● **REQUIRED TASK**
Below are records to repeat exactly. Omit the pictures from the copy.

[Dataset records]
— Start —

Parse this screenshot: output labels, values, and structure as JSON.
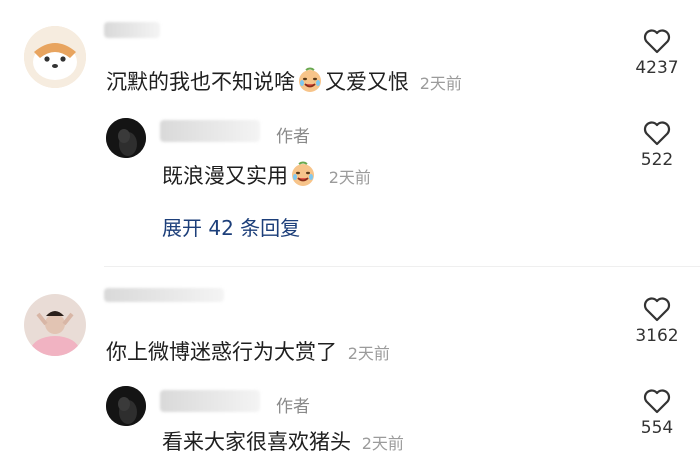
{
  "comments": [
    {
      "text": "沉默的我也不知说啥",
      "text_after_emoji": "又爱又恨",
      "time": "2天前",
      "likes": "4237",
      "reply": {
        "author_tag": "作者",
        "text": "既浪漫又实用",
        "time": "2天前",
        "likes": "522"
      },
      "expand_label": "展开 42 条回复"
    },
    {
      "text": "你上微博迷惑行为大赏了",
      "time": "2天前",
      "likes": "3162",
      "reply": {
        "author_tag": "作者",
        "text": "看来大家很喜欢猪头",
        "time": "2天前",
        "likes": "554"
      }
    }
  ],
  "colors": {
    "expand_link": "#1d3f7a",
    "time": "#9b9b9b",
    "author_tag": "#8a8a8a"
  },
  "icons": {
    "like": "heart-outline-icon",
    "emoji": "crying-laugh-emoji-icon"
  }
}
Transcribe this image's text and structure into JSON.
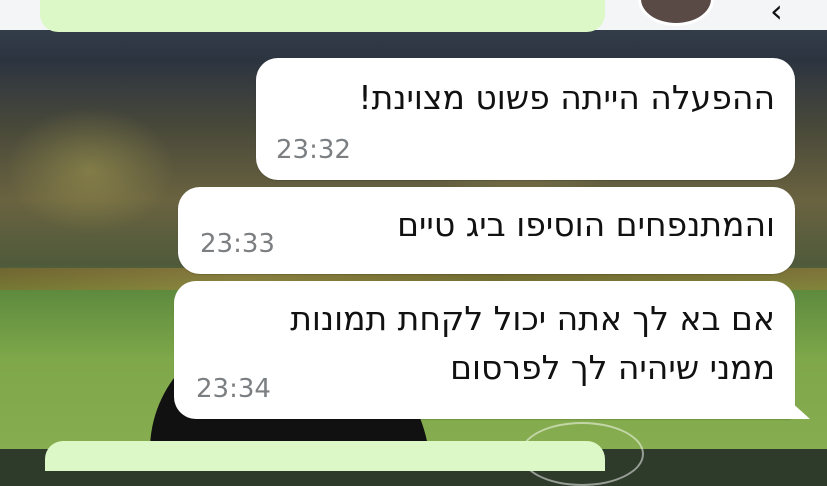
{
  "messages": [
    {
      "text": "ההפעלה הייתה פשוט מצוינת!",
      "time": "23:32"
    },
    {
      "text": "והמתנפחים הוסיפו ביג טיים",
      "time": "23:33"
    },
    {
      "lines": [
        "אם בא לך אתה יכול לקחת תמונות",
        "ממני שיהיה לך לפרסום"
      ],
      "time": "23:34"
    }
  ],
  "colors": {
    "incoming_bubble": "#ffffff",
    "outgoing_bubble": "#dcf8c6",
    "timestamp": "#7c7f82"
  }
}
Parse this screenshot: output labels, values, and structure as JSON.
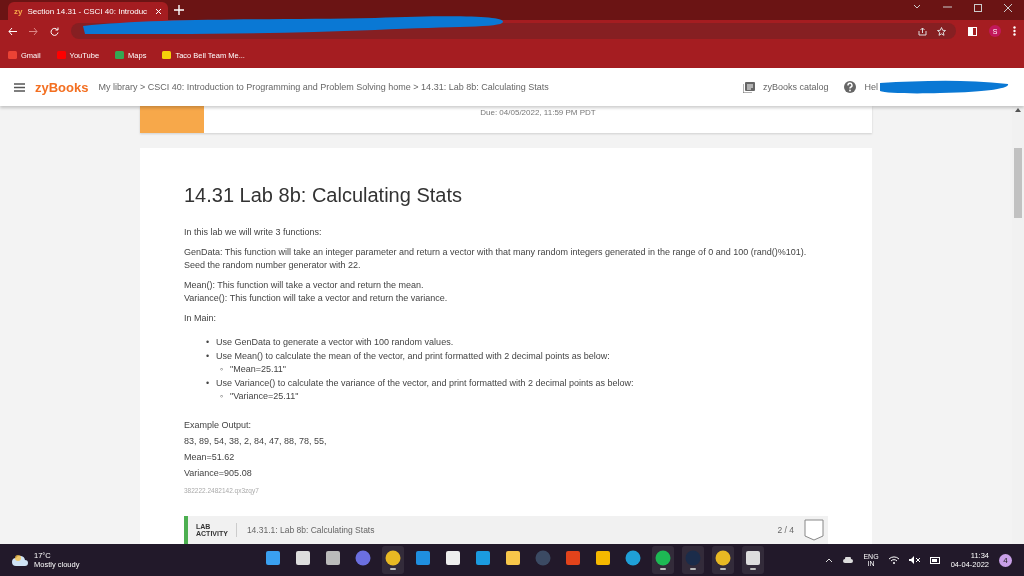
{
  "browser": {
    "tab": {
      "title": "Section 14.31 - CSCI 40: Introduc",
      "favicon": "zy",
      "selected": true
    },
    "bookmarks": [
      {
        "kind": "gmail",
        "label": "Gmail"
      },
      {
        "kind": "youtube",
        "label": "YouTube"
      },
      {
        "kind": "maps",
        "label": "Maps"
      },
      {
        "kind": "chat",
        "label": "Taco Bell Team Me..."
      }
    ],
    "profile": "S"
  },
  "header": {
    "logo": "zyBooks",
    "breadcrumb": "My library > CSCI 40: Introduction to Programming and Problem Solving home > 14.31: Lab 8b: Calculating Stats",
    "catalog": "zyBooks catalog",
    "help": "Hel"
  },
  "due": "Due: 04/05/2022, 11:59 PM PDT",
  "section": {
    "title": "14.31 Lab 8b: Calculating Stats",
    "paragraphs": [
      "In this lab we will write 3 functions:",
      "GenData: This function will take an integer parameter and return a vector with that many random integers generated in the range of 0 and 100 (rand()%101). Seed the random number generator with 22."
    ],
    "functions": [
      "Mean(): This function will take a vector and return the mean.",
      "Variance(): This function will take a vector and return the variance."
    ],
    "main_label": "In Main:",
    "bullets": [
      {
        "marker": "•",
        "text": "Use GenData to generate a vector with 100 random values."
      },
      {
        "marker": "•",
        "text": "Use Mean() to calculate the mean of the vector, and print formatted with 2 decimal points as below:",
        "children": [
          {
            "marker": "◦",
            "text": "\"Mean=25.11\""
          }
        ]
      },
      {
        "marker": "•",
        "text": "Use Variance() to calculate the variance of the vector, and print formatted with 2 decimal points as below:",
        "children": [
          {
            "marker": "◦",
            "text": "\"Variance=25.11\""
          }
        ]
      }
    ],
    "example": [
      "Example Output:",
      "83, 89, 54, 38, 2, 84, 47, 88, 78, 55,",
      "Mean=51.62",
      "Variance=905.08"
    ],
    "code_id": "382222.2482142.qx3zqy7"
  },
  "lab_activity": {
    "label_top": "LAB",
    "label_bottom": "ACTIVITY",
    "title": "14.31.1: Lab 8b: Calculating Stats",
    "progress": "2 / 4"
  },
  "taskbar": {
    "weather": {
      "temp": "17°C",
      "condition": "Mostly cloudy"
    },
    "apps": [
      {
        "kind": "start",
        "running": false
      },
      {
        "kind": "search",
        "running": false
      },
      {
        "kind": "taskview",
        "running": false
      },
      {
        "kind": "chat",
        "running": false
      },
      {
        "kind": "chrome",
        "running": true
      },
      {
        "kind": "mail",
        "running": false
      },
      {
        "kind": "store",
        "running": false
      },
      {
        "kind": "l",
        "running": false
      },
      {
        "kind": "folder",
        "running": false
      },
      {
        "kind": "speed",
        "running": false
      },
      {
        "kind": "office",
        "running": false
      },
      {
        "kind": "rockstar",
        "running": false
      },
      {
        "kind": "edge",
        "running": false
      },
      {
        "kind": "spotify",
        "running": true
      },
      {
        "kind": "steam",
        "running": true
      },
      {
        "kind": "chrome",
        "running": true
      },
      {
        "kind": "snip",
        "running": true
      }
    ],
    "language": "ENG",
    "region": "IN",
    "time": "11:34",
    "date": "04-04-2022",
    "notifications": "4"
  }
}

— End —

● **REPLY**
Parse this screenshot: output labels, values, and structure as JSON.
{
  "comments": [
    {
      "text": "沉默的我也不知说啥",
      "text_after_emoji": "又爱又恨",
      "time": "2天前",
      "likes": "4237",
      "reply": {
        "author_tag": "作者",
        "text": "既浪漫又实用",
        "time": "2天前",
        "likes": "522"
      },
      "expand_label": "展开 42 条回复"
    },
    {
      "text": "你上微博迷惑行为大赏了",
      "time": "2天前",
      "likes": "3162",
      "reply": {
        "author_tag": "作者",
        "text": "看来大家很喜欢猪头",
        "time": "2天前",
        "likes": "554"
      }
    }
  ],
  "colors": {
    "expand_link": "#1d3f7a",
    "time": "#9b9b9b",
    "author_tag": "#8a8a8a"
  },
  "icons": {
    "like": "heart-outline-icon",
    "emoji": "crying-laugh-emoji-icon"
  }
}
Transcribe this image's text and structure into JSON.
{
  "messages": [
    {
      "text": "ההפעלה הייתה פשוט מצוינת!",
      "time": "23:32"
    },
    {
      "text": "והמתנפחים הוסיפו ביג טיים",
      "time": "23:33"
    },
    {
      "lines": [
        "אם בא לך אתה יכול לקחת תמונות",
        "ממני שיהיה לך לפרסום"
      ],
      "time": "23:34"
    }
  ],
  "colors": {
    "incoming_bubble": "#ffffff",
    "outgoing_bubble": "#dcf8c6",
    "timestamp": "#7c7f82"
  }
}
Parse this screenshot: output labels, values, and structure as JSON.
{
  "browser": {
    "tab": {
      "title": "Section 14.31 - CSCI 40: Introduc",
      "favicon": "zy",
      "selected": true
    },
    "bookmarks": [
      {
        "kind": "gmail",
        "label": "Gmail"
      },
      {
        "kind": "youtube",
        "label": "YouTube"
      },
      {
        "kind": "maps",
        "label": "Maps"
      },
      {
        "kind": "chat",
        "label": "Taco Bell Team Me..."
      }
    ],
    "profile": "S"
  },
  "header": {
    "logo": "zyBooks",
    "breadcrumb": "My library > CSCI 40: Introduction to Programming and Problem Solving home > 14.31: Lab 8b: Calculating Stats",
    "catalog": "zyBooks catalog",
    "help": "Hel"
  },
  "due": "Due: 04/05/2022, 11:59 PM PDT",
  "section": {
    "title": "14.31 Lab 8b: Calculating Stats",
    "paragraphs": [
      "In this lab we will write 3 functions:",
      "GenData: This function will take an integer parameter and return a vector with that many random integers generated in the range of 0 and 100 (rand()%101). Seed the random number generator with 22."
    ],
    "functions": [
      "Mean(): This function will take a vector and return the mean.",
      "Variance(): This function will take a vector and return the variance."
    ],
    "main_label": "In Main:",
    "bullets": [
      {
        "marker": "•",
        "text": "Use GenData to generate a vector with 100 random values."
      },
      {
        "marker": "•",
        "text": "Use Mean() to calculate the mean of the vector, and print formatted with 2 decimal points as below:",
        "children": [
          {
            "marker": "◦",
            "text": "\"Mean=25.11\""
          }
        ]
      },
      {
        "marker": "•",
        "text": "Use Variance() to calculate the variance of the vector, and print formatted with 2 decimal points as below:",
        "children": [
          {
            "marker": "◦",
            "text": "\"Variance=25.11\""
          }
        ]
      }
    ],
    "example": [
      "Example Output:",
      "83, 89, 54, 38, 2, 84, 47, 88, 78, 55,",
      "Mean=51.62",
      "Variance=905.08"
    ],
    "code_id": "382222.2482142.qx3zqy7"
  },
  "lab_activity": {
    "label_top": "LAB",
    "label_bottom": "ACTIVITY",
    "title": "14.31.1: Lab 8b: Calculating Stats",
    "progress": "2 / 4"
  },
  "taskbar": {
    "weather": {
      "temp": "17°C",
      "condition": "Mostly cloudy"
    },
    "apps": [
      {
        "kind": "start",
        "running": false
      },
      {
        "kind": "search",
        "running": false
      },
      {
        "kind": "taskview",
        "running": false
      },
      {
        "kind": "chat",
        "running": false
      },
      {
        "kind": "chrome",
        "running": true
      },
      {
        "kind": "mail",
        "running": false
      },
      {
        "kind": "store",
        "running": false
      },
      {
        "kind": "l",
        "running": false
      },
      {
        "kind": "folder",
        "running": false
      },
      {
        "kind": "speed",
        "running": false
      },
      {
        "kind": "office",
        "running": false
      },
      {
        "kind": "rockstar",
        "running": false
      },
      {
        "kind": "edge",
        "running": false
      },
      {
        "kind": "spotify",
        "running": true
      },
      {
        "kind": "steam",
        "running": true
      },
      {
        "kind": "chrome",
        "running": true
      },
      {
        "kind": "snip",
        "running": true
      }
    ],
    "language": "ENG",
    "region": "IN",
    "time": "11:34",
    "date": "04-04-2022",
    "notifications": "4"
  }
}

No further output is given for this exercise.